Problem to solve → In the entries, find all lines that hold the word "walk" and copy them.

Records supplied →
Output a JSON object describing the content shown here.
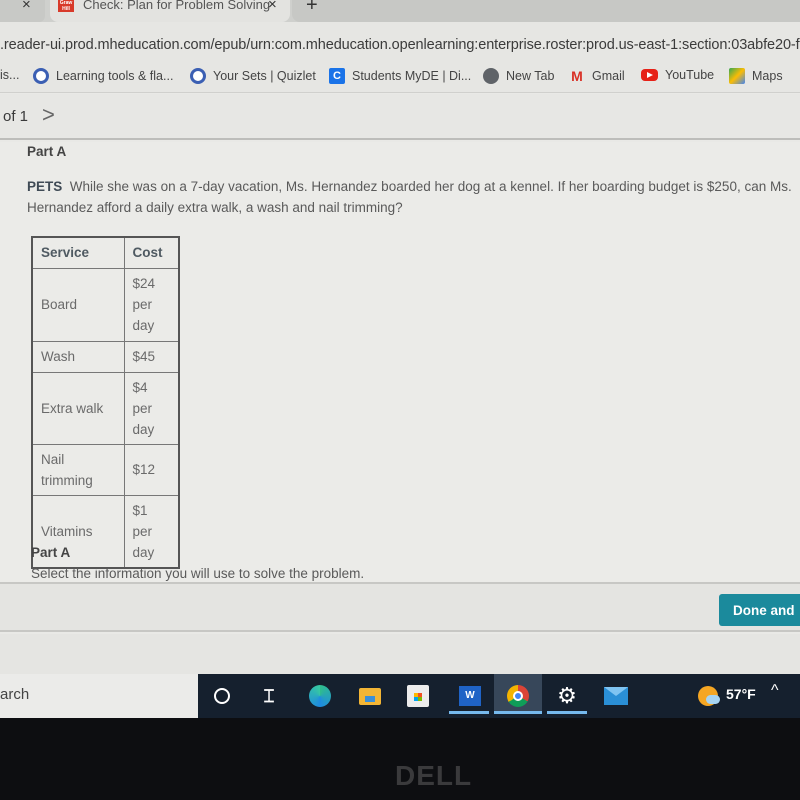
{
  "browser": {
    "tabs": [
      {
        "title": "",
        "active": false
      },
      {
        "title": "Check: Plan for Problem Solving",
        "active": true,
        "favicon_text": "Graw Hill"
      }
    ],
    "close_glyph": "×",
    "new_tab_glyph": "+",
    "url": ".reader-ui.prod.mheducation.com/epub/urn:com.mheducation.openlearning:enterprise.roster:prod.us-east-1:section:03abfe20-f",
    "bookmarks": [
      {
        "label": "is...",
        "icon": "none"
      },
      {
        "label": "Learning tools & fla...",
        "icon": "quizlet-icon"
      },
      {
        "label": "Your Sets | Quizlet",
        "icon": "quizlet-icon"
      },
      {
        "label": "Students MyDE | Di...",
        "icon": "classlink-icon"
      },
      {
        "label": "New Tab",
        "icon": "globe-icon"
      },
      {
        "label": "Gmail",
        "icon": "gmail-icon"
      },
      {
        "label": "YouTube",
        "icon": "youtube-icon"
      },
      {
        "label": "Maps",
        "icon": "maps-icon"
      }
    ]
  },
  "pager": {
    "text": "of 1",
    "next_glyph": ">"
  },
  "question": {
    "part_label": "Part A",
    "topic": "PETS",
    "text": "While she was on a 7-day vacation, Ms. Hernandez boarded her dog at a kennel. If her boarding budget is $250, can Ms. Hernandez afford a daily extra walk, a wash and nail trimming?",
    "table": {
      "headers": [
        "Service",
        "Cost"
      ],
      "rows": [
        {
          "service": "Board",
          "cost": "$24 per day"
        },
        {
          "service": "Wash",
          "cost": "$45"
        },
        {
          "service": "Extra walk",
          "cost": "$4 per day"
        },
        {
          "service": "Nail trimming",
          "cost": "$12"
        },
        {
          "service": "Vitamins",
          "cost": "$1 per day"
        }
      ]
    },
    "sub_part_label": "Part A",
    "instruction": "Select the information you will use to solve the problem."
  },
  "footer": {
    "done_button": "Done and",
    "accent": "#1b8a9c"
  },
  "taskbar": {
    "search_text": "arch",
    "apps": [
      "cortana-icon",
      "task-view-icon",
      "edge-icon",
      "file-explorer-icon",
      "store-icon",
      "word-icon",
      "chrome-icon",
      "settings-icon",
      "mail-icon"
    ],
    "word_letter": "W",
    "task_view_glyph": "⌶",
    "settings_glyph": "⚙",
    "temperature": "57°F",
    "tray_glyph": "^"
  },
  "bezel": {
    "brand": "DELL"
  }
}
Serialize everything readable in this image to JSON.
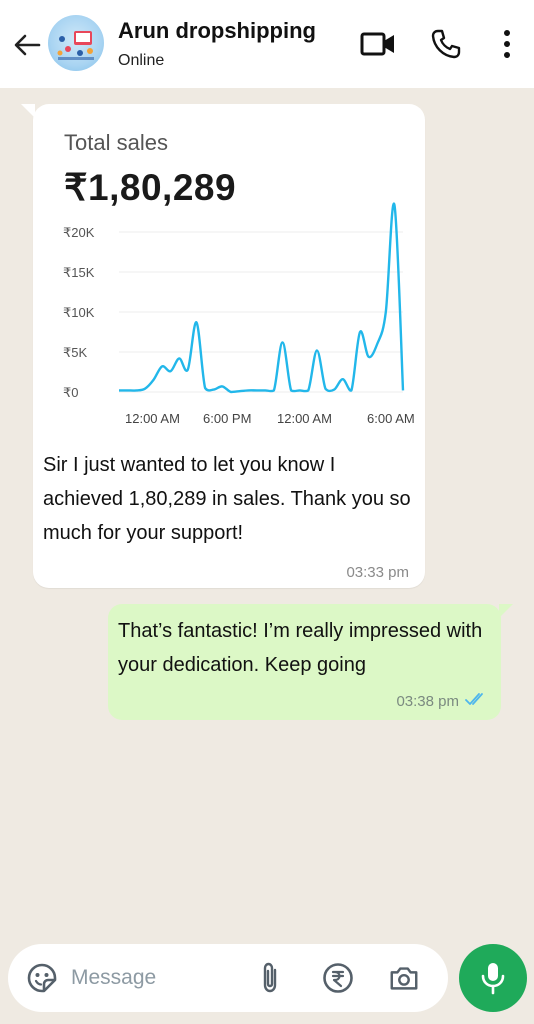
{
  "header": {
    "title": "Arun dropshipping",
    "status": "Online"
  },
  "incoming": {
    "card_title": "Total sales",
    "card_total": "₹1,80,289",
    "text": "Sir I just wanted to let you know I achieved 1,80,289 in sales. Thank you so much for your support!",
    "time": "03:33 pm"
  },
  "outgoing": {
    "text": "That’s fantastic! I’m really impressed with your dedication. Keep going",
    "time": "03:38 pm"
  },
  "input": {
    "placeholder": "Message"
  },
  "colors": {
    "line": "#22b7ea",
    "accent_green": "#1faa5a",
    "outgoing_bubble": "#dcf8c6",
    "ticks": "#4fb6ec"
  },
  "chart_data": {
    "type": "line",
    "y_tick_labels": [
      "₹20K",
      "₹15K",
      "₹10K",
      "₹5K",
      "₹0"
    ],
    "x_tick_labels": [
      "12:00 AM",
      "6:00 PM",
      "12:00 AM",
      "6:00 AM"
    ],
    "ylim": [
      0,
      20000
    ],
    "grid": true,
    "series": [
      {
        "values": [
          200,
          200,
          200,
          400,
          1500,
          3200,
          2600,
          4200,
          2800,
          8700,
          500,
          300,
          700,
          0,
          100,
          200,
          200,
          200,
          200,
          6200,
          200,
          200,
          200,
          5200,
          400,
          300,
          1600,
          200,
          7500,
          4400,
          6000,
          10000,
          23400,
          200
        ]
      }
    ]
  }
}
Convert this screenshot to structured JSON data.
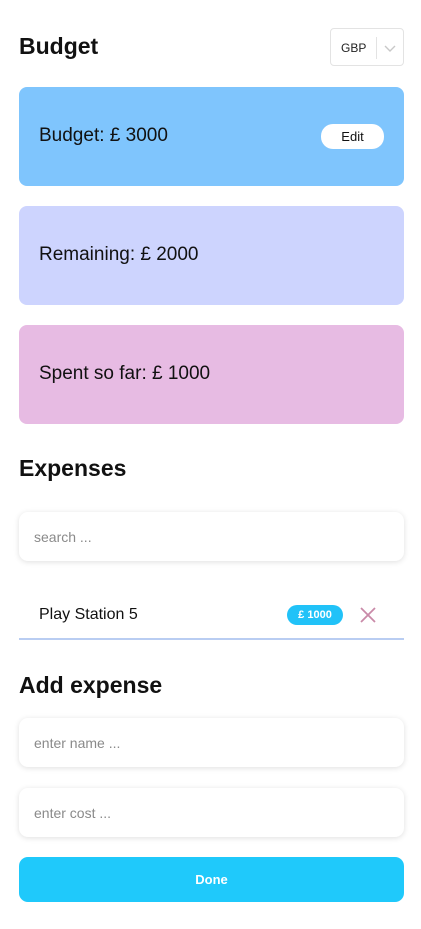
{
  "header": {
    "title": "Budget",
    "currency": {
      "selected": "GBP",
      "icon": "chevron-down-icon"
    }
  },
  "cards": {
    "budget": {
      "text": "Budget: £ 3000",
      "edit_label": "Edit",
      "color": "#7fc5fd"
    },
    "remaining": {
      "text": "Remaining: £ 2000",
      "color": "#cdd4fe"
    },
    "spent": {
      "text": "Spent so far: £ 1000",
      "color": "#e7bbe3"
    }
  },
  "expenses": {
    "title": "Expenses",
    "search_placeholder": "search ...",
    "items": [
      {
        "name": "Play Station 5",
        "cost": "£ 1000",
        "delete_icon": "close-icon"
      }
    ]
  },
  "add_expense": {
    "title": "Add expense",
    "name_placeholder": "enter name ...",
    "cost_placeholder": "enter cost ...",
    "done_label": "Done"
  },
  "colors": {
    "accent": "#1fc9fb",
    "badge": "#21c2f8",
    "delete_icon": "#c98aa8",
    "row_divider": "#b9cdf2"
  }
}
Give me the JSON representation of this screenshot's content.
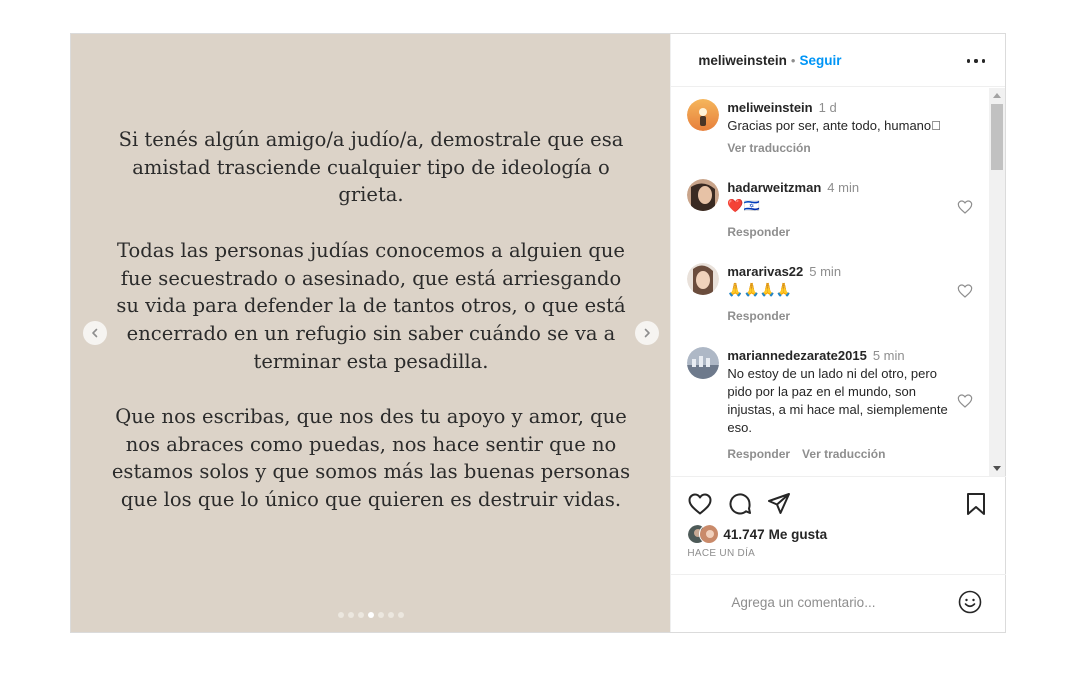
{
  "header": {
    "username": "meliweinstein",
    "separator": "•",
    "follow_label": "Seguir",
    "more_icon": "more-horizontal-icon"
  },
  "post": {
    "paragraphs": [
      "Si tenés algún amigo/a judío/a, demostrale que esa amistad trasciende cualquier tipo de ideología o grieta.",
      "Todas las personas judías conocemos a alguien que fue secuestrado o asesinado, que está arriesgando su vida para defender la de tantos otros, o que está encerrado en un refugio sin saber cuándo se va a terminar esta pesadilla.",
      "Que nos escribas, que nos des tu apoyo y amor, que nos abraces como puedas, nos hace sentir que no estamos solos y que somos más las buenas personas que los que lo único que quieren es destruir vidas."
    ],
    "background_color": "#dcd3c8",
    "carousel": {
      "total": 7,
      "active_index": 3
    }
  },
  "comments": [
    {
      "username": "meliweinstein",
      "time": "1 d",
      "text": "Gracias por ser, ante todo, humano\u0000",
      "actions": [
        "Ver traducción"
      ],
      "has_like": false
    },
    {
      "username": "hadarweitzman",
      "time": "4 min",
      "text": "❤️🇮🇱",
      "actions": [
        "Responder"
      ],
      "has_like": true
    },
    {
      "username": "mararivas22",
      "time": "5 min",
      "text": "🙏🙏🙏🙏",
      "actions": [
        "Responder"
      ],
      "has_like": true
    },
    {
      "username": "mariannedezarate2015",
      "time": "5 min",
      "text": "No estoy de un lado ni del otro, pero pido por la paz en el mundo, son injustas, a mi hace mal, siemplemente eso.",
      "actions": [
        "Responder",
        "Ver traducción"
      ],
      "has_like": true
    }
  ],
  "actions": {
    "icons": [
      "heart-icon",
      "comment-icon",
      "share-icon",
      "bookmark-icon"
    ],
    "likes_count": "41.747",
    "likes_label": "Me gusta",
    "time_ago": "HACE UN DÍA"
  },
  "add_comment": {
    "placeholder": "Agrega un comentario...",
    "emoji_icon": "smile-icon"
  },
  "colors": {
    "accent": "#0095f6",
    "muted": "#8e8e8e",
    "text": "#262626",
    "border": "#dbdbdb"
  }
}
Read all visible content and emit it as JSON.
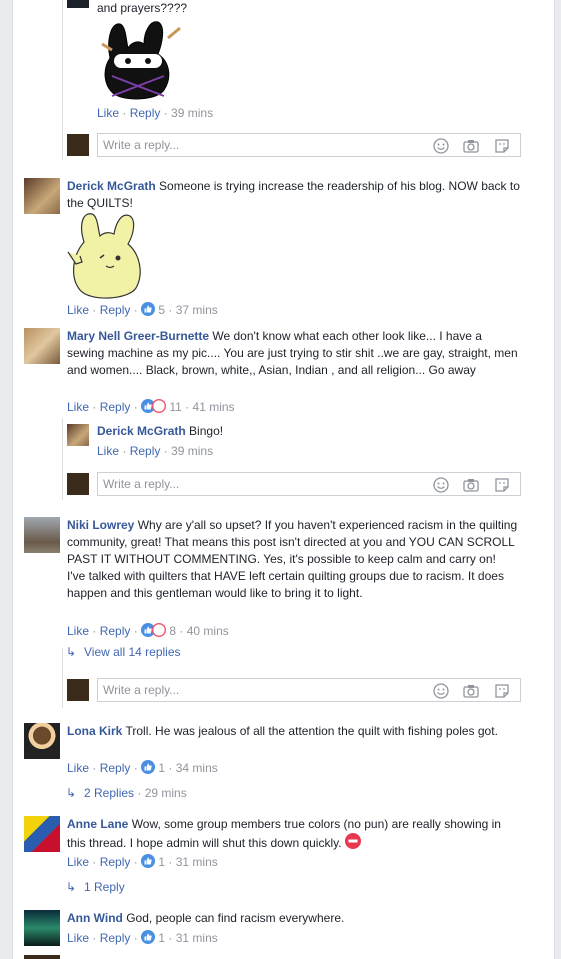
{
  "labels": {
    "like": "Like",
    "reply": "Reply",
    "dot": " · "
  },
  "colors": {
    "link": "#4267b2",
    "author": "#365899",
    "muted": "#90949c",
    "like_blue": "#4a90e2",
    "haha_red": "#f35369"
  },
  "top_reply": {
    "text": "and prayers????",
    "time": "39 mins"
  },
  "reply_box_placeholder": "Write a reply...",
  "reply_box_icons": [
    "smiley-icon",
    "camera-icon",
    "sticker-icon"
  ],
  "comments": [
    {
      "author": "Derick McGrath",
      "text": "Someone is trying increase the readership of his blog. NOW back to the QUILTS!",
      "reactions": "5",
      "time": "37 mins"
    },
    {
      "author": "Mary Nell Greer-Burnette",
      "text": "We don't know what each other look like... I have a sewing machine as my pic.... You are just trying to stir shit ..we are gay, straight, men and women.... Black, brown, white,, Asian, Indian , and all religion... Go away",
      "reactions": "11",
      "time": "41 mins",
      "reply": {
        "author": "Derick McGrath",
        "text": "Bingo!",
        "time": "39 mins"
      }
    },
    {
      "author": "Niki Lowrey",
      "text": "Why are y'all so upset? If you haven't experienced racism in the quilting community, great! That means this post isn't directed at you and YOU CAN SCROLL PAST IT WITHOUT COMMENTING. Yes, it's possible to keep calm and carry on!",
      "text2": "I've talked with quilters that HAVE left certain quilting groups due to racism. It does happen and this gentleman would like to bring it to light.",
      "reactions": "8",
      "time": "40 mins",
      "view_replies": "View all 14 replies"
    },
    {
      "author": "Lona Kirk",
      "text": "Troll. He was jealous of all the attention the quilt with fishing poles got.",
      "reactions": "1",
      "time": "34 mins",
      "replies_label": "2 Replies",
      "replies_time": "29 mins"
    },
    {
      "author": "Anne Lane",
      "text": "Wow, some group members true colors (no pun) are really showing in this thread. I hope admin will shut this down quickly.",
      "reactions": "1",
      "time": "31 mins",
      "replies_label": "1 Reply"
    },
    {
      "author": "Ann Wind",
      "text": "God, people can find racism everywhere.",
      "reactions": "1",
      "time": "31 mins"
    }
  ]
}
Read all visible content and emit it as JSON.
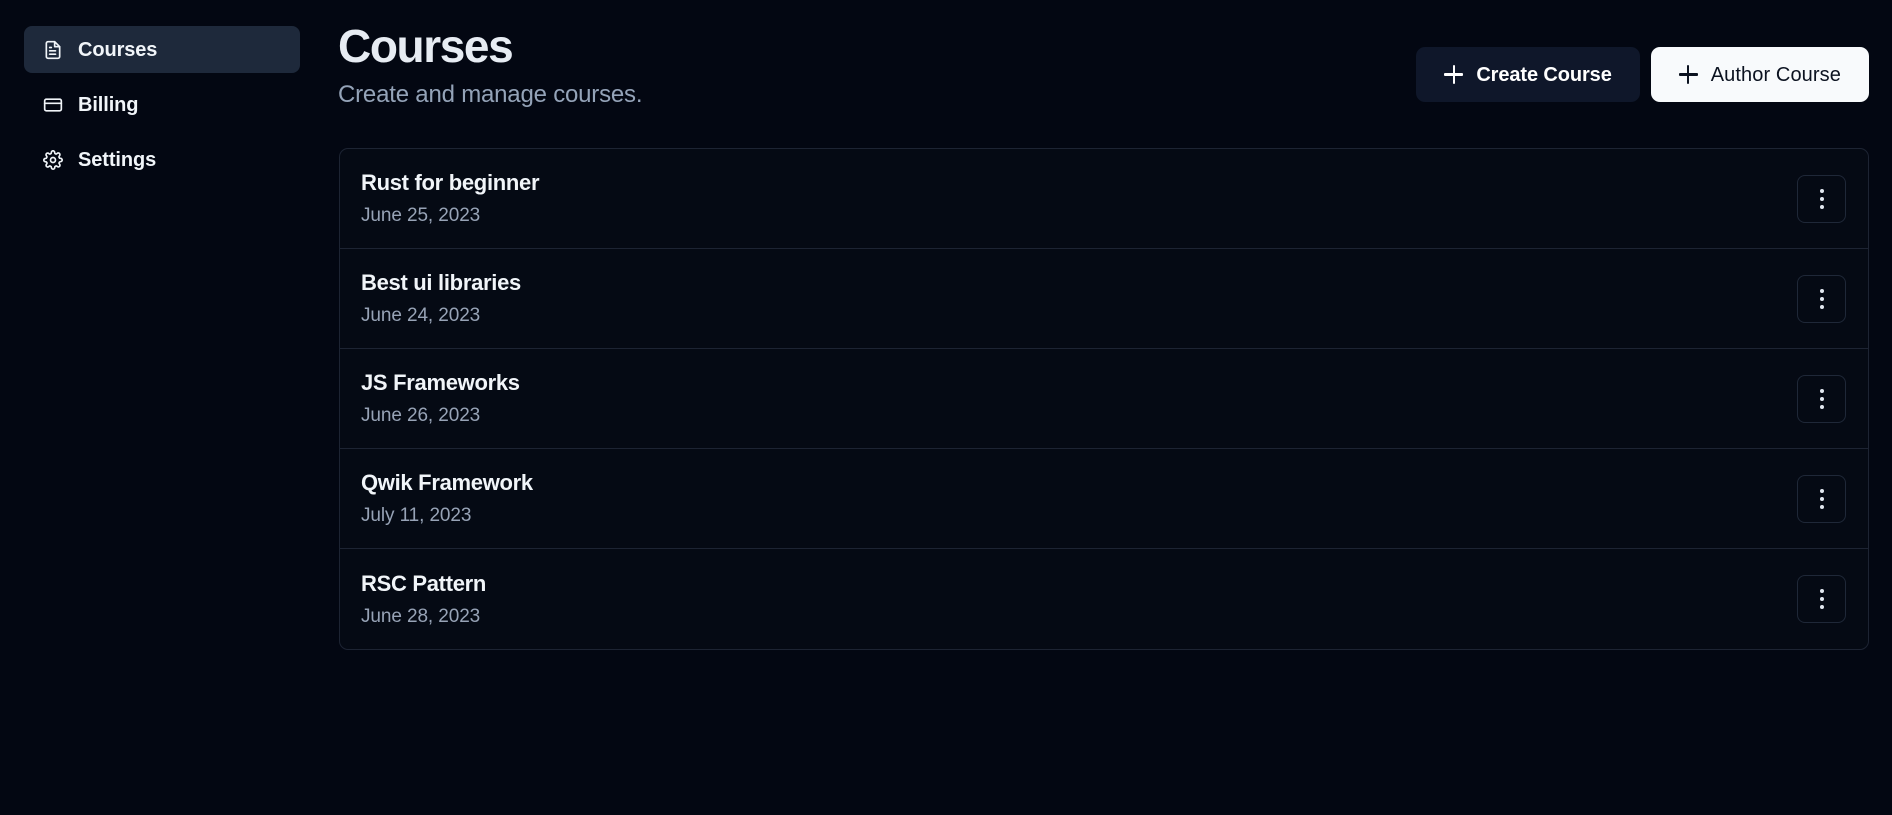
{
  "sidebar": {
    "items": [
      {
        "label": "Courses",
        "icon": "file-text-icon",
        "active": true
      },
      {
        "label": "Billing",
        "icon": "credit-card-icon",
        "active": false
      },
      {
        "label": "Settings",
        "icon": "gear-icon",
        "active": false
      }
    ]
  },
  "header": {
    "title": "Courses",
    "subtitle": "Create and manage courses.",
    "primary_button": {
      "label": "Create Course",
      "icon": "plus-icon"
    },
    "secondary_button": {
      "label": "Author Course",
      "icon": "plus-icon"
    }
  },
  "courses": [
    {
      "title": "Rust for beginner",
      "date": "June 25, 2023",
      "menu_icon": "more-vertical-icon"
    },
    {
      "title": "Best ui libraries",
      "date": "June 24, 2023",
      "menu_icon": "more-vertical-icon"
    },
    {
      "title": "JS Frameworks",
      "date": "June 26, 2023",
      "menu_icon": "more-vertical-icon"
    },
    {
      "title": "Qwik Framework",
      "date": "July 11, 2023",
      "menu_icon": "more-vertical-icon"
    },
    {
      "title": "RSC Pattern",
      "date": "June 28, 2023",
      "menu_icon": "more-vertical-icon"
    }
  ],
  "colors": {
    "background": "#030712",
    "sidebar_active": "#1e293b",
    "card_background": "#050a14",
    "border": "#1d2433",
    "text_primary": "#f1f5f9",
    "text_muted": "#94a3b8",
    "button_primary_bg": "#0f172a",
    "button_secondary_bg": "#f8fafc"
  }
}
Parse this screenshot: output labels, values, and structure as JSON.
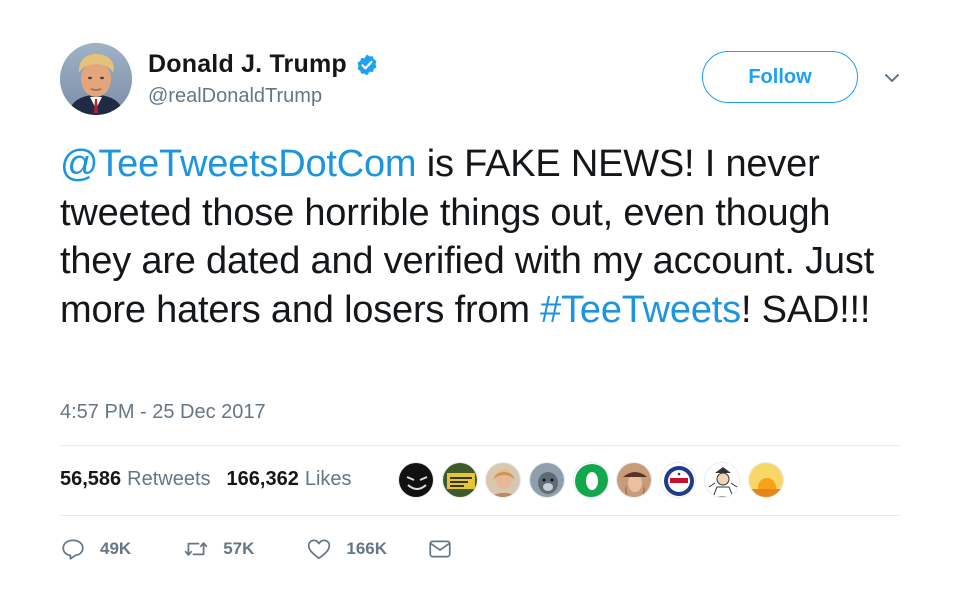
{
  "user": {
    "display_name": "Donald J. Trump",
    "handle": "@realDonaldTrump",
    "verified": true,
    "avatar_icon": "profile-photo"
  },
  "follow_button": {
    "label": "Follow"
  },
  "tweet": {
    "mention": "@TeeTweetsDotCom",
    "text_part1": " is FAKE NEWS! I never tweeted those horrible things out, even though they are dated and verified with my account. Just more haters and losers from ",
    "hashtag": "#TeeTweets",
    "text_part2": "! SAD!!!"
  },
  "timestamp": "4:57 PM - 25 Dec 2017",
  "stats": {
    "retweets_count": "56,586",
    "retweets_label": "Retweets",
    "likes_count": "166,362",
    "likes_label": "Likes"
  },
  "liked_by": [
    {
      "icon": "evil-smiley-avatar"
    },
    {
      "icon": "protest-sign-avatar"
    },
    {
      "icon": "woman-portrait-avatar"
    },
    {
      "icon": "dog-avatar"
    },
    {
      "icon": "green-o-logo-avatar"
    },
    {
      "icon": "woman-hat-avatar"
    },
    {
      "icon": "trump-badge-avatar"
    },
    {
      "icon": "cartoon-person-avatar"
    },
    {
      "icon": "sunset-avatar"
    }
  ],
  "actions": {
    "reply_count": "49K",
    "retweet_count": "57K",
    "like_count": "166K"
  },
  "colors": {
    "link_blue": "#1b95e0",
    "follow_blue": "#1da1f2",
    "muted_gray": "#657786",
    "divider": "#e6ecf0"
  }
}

Task answer →
    "text": "While she was on a 7-day vacation, Ms. Hernandez boarded her dog at a kennel. If her boarding budget is $250, can Ms. Hernandez afford a daily extra walk, a wash and nail trimming?",
          "service": "Extra walk",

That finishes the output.